### [Exercise prompt]
Across all the lines below, how many contain the string "content"? Please reply with the number only.
— begin Exercise material —
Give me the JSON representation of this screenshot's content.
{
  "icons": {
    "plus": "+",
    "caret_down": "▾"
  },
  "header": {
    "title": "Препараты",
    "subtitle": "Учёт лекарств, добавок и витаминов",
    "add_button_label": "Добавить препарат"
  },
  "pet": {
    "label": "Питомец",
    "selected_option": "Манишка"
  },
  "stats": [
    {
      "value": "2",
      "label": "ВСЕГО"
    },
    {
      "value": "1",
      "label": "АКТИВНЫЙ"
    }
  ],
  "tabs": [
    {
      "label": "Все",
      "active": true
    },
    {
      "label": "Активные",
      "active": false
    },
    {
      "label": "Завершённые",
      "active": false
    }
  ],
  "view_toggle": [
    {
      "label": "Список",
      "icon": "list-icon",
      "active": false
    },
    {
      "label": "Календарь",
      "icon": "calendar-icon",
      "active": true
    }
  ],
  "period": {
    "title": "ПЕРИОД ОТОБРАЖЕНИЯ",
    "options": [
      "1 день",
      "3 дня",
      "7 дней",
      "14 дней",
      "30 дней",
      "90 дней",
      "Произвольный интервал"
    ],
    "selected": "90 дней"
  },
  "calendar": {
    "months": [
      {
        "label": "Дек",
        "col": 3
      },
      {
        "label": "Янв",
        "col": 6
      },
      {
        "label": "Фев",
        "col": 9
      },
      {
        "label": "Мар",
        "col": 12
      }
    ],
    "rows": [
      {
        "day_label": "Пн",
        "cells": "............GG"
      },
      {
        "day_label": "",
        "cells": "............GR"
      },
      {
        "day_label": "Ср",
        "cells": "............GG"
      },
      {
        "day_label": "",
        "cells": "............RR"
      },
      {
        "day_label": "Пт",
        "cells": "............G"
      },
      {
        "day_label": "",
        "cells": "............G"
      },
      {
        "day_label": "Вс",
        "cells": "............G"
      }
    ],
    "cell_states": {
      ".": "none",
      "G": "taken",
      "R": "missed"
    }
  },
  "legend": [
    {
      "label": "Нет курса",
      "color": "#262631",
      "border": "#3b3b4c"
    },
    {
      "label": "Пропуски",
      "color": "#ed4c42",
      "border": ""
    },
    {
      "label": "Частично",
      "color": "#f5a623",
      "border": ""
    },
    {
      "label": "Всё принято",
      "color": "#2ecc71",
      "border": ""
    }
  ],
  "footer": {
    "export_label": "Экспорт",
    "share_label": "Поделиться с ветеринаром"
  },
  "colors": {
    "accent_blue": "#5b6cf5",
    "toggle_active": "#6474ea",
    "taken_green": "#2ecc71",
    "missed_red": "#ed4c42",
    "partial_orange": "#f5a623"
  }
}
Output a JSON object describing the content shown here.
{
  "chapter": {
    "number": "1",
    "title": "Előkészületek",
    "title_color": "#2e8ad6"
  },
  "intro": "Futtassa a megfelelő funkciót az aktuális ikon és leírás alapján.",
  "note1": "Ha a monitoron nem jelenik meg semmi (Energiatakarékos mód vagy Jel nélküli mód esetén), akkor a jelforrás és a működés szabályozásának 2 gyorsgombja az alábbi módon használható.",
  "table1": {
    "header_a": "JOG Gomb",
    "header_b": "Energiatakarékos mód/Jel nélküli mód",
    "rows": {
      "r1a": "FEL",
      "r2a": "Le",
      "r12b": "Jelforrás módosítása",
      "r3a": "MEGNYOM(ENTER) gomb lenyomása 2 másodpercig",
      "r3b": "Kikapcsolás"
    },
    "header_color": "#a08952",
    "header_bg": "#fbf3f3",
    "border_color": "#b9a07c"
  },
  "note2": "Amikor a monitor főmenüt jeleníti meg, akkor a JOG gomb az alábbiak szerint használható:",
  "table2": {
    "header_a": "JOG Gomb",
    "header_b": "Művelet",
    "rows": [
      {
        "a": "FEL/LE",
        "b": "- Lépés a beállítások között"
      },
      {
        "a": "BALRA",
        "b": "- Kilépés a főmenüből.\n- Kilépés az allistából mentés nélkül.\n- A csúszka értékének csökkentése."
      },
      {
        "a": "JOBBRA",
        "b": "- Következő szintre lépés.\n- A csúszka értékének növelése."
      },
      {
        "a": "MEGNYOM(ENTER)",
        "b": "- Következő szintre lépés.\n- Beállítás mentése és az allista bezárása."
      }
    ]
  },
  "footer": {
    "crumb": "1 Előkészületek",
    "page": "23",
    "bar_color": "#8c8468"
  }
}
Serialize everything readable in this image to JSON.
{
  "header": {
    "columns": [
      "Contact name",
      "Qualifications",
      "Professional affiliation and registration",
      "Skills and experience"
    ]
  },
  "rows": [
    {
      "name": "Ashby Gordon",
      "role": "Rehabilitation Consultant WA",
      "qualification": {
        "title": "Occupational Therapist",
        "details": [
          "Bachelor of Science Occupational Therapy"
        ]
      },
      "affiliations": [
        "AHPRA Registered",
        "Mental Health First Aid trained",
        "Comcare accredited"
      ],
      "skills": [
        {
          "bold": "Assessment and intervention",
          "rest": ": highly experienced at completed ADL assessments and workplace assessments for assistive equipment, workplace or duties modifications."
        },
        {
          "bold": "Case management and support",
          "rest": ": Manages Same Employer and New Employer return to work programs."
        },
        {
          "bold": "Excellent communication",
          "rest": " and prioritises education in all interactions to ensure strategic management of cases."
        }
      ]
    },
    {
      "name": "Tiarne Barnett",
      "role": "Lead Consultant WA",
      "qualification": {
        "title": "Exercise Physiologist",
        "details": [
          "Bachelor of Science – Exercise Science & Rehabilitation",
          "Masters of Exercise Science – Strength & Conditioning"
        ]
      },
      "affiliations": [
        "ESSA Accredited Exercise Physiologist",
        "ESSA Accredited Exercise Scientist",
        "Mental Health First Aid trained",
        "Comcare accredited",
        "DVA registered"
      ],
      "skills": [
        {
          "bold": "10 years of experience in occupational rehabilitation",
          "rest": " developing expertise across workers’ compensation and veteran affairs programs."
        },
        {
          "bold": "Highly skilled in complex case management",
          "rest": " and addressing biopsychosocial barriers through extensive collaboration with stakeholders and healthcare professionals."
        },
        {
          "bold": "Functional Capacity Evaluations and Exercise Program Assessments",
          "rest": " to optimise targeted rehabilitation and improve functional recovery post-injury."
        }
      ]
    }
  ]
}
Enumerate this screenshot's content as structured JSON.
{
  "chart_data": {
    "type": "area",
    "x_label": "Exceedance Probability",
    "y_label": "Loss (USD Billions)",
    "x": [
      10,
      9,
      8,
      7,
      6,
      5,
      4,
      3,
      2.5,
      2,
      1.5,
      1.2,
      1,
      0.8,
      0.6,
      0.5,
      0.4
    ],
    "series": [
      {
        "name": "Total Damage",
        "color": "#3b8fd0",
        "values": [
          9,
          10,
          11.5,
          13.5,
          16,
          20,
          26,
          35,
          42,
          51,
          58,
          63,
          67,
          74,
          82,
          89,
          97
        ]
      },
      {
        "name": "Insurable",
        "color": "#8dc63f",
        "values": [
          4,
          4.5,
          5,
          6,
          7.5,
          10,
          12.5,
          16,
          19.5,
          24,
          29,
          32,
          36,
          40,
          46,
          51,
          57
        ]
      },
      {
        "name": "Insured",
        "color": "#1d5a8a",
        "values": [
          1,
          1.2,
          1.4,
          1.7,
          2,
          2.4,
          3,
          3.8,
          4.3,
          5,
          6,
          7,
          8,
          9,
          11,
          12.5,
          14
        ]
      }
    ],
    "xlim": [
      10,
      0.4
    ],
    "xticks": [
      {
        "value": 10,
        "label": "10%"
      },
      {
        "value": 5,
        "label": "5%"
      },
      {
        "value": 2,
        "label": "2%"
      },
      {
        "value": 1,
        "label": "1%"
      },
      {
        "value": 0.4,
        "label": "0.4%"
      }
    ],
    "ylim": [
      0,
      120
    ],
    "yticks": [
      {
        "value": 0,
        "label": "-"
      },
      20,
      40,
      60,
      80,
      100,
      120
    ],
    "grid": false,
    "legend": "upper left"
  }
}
— end Exercise material —
### [Answer to this problem]
3